====== Provided information ======
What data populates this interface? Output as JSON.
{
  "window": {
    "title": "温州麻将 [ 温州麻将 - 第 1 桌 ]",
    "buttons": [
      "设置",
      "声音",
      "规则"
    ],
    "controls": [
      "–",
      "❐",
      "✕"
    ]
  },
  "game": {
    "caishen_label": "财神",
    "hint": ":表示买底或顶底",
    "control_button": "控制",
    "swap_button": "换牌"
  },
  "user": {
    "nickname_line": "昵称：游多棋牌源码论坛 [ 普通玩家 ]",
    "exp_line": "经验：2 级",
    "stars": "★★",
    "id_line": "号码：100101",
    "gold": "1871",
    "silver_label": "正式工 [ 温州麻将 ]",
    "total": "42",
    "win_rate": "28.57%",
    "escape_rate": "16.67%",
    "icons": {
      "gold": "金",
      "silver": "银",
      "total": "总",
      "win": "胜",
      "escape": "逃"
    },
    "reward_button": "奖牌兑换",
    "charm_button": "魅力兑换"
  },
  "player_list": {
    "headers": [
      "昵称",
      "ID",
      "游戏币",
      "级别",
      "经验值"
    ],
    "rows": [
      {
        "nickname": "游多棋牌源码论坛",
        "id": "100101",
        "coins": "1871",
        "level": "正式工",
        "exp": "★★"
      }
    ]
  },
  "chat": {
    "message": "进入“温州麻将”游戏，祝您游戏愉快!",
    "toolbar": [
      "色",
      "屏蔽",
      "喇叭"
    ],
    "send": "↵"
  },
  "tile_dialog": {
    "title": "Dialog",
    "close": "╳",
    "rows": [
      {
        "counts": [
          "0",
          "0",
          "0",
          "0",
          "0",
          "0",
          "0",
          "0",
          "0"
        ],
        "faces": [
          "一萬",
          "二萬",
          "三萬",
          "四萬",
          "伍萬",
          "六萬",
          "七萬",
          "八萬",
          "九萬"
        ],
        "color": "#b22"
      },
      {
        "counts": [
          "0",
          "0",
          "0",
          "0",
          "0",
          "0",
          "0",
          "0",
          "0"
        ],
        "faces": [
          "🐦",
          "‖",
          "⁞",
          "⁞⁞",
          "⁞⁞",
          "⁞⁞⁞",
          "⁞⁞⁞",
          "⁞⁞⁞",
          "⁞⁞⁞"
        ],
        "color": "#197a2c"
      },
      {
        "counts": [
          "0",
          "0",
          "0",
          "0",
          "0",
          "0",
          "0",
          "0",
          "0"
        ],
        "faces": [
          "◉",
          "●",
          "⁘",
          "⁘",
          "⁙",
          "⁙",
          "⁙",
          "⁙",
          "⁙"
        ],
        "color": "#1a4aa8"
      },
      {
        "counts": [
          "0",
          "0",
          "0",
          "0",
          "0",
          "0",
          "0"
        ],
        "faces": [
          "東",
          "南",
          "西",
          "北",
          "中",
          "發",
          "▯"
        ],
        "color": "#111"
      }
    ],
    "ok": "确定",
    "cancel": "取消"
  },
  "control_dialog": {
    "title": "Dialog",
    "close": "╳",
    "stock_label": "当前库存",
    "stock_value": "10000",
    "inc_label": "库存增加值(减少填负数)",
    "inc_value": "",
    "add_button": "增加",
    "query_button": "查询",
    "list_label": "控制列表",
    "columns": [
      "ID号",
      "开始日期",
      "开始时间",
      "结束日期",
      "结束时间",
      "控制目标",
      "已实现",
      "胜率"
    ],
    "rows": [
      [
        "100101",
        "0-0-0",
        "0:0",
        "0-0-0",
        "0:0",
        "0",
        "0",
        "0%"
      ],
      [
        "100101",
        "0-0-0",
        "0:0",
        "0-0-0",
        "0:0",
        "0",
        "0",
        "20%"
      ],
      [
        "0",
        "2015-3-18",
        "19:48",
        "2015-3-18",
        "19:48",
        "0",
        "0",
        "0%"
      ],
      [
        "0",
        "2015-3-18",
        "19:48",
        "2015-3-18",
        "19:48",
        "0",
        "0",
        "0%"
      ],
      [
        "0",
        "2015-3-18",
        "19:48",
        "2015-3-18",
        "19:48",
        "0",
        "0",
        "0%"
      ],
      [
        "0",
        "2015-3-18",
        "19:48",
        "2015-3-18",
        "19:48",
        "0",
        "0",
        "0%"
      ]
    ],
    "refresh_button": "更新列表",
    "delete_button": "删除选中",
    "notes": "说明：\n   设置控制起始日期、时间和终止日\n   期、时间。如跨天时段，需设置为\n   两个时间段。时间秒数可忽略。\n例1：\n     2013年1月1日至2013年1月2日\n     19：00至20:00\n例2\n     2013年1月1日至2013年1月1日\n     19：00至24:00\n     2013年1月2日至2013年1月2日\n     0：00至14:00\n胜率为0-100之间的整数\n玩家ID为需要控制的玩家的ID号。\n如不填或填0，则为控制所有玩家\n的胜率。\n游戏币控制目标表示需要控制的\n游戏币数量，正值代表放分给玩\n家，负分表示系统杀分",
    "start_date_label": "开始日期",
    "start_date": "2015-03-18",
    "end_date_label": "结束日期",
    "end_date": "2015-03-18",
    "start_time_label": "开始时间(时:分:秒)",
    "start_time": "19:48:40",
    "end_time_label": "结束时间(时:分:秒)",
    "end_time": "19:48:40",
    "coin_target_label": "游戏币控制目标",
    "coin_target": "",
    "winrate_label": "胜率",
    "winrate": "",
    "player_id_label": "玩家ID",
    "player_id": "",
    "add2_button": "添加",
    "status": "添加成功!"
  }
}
======
Problem description: The whole listing above needs to be written out again exactly.

Response below:
What data populates this interface? Output as JSON.
{
  "window": {
    "title": "温州麻将 [ 温州麻将 - 第 1 桌 ]",
    "buttons": [
      "设置",
      "声音",
      "规则"
    ],
    "controls": [
      "–",
      "❐",
      "✕"
    ]
  },
  "game": {
    "caishen_label": "财神",
    "hint": ":表示买底或顶底",
    "control_button": "控制",
    "swap_button": "换牌"
  },
  "user": {
    "nickname_line": "昵称：游多棋牌源码论坛 [ 普通玩家 ]",
    "exp_line": "经验：2 级",
    "stars": "★★",
    "id_line": "号码：100101",
    "gold": "1871",
    "silver_label": "正式工 [ 温州麻将 ]",
    "total": "42",
    "win_rate": "28.57%",
    "escape_rate": "16.67%",
    "icons": {
      "gold": "金",
      "silver": "银",
      "total": "总",
      "win": "胜",
      "escape": "逃"
    },
    "reward_button": "奖牌兑换",
    "charm_button": "魅力兑换"
  },
  "player_list": {
    "headers": [
      "昵称",
      "ID",
      "游戏币",
      "级别",
      "经验值"
    ],
    "rows": [
      {
        "nickname": "游多棋牌源码论坛",
        "id": "100101",
        "coins": "1871",
        "level": "正式工",
        "exp": "★★"
      }
    ]
  },
  "chat": {
    "message": "进入“温州麻将”游戏，祝您游戏愉快!",
    "toolbar": [
      "色",
      "屏蔽",
      "喇叭"
    ],
    "send": "↵"
  },
  "tile_dialog": {
    "title": "Dialog",
    "close": "╳",
    "rows": [
      {
        "counts": [
          "0",
          "0",
          "0",
          "0",
          "0",
          "0",
          "0",
          "0",
          "0"
        ],
        "faces": [
          "一萬",
          "二萬",
          "三萬",
          "四萬",
          "伍萬",
          "六萬",
          "七萬",
          "八萬",
          "九萬"
        ],
        "color": "#b22"
      },
      {
        "counts": [
          "0",
          "0",
          "0",
          "0",
          "0",
          "0",
          "0",
          "0",
          "0"
        ],
        "faces": [
          "🐦",
          "‖",
          "⁞",
          "⁞⁞",
          "⁞⁞",
          "⁞⁞⁞",
          "⁞⁞⁞",
          "⁞⁞⁞",
          "⁞⁞⁞"
        ],
        "color": "#197a2c"
      },
      {
        "counts": [
          "0",
          "0",
          "0",
          "0",
          "0",
          "0",
          "0",
          "0",
          "0"
        ],
        "faces": [
          "◉",
          "●",
          "⁘",
          "⁘",
          "⁙",
          "⁙",
          "⁙",
          "⁙",
          "⁙"
        ],
        "color": "#1a4aa8"
      },
      {
        "counts": [
          "0",
          "0",
          "0",
          "0",
          "0",
          "0",
          "0"
        ],
        "faces": [
          "東",
          "南",
          "西",
          "北",
          "中",
          "發",
          "▯"
        ],
        "color": "#111"
      }
    ],
    "ok": "确定",
    "cancel": "取消"
  },
  "control_dialog": {
    "title": "Dialog",
    "close": "╳",
    "stock_label": "当前库存",
    "stock_value": "10000",
    "inc_label": "库存增加值(减少填负数)",
    "inc_value": "",
    "add_button": "增加",
    "query_button": "查询",
    "list_label": "控制列表",
    "columns": [
      "ID号",
      "开始日期",
      "开始时间",
      "结束日期",
      "结束时间",
      "控制目标",
      "已实现",
      "胜率"
    ],
    "rows": [
      [
        "100101",
        "0-0-0",
        "0:0",
        "0-0-0",
        "0:0",
        "0",
        "0",
        "0%"
      ],
      [
        "100101",
        "0-0-0",
        "0:0",
        "0-0-0",
        "0:0",
        "0",
        "0",
        "20%"
      ],
      [
        "0",
        "2015-3-18",
        "19:48",
        "2015-3-18",
        "19:48",
        "0",
        "0",
        "0%"
      ],
      [
        "0",
        "2015-3-18",
        "19:48",
        "2015-3-18",
        "19:48",
        "0",
        "0",
        "0%"
      ],
      [
        "0",
        "2015-3-18",
        "19:48",
        "2015-3-18",
        "19:48",
        "0",
        "0",
        "0%"
      ],
      [
        "0",
        "2015-3-18",
        "19:48",
        "2015-3-18",
        "19:48",
        "0",
        "0",
        "0%"
      ]
    ],
    "refresh_button": "更新列表",
    "delete_button": "删除选中",
    "notes": "说明：\n   设置控制起始日期、时间和终止日\n   期、时间。如跨天时段，需设置为\n   两个时间段。时间秒数可忽略。\n例1：\n     2013年1月1日至2013年1月2日\n     19：00至20:00\n例2\n     2013年1月1日至2013年1月1日\n     19：00至24:00\n     2013年1月2日至2013年1月2日\n     0：00至14:00\n胜率为0-100之间的整数\n玩家ID为需要控制的玩家的ID号。\n如不填或填0，则为控制所有玩家\n的胜率。\n游戏币控制目标表示需要控制的\n游戏币数量，正值代表放分给玩\n家，负分表示系统杀分",
    "start_date_label": "开始日期",
    "start_date": "2015-03-18",
    "end_date_label": "结束日期",
    "end_date": "2015-03-18",
    "start_time_label": "开始时间(时:分:秒)",
    "start_time": "19:48:40",
    "end_time_label": "结束时间(时:分:秒)",
    "end_time": "19:48:40",
    "coin_target_label": "游戏币控制目标",
    "coin_target": "",
    "winrate_label": "胜率",
    "winrate": "",
    "player_id_label": "玩家ID",
    "player_id": "",
    "add2_button": "添加",
    "status": "添加成功!"
  }
}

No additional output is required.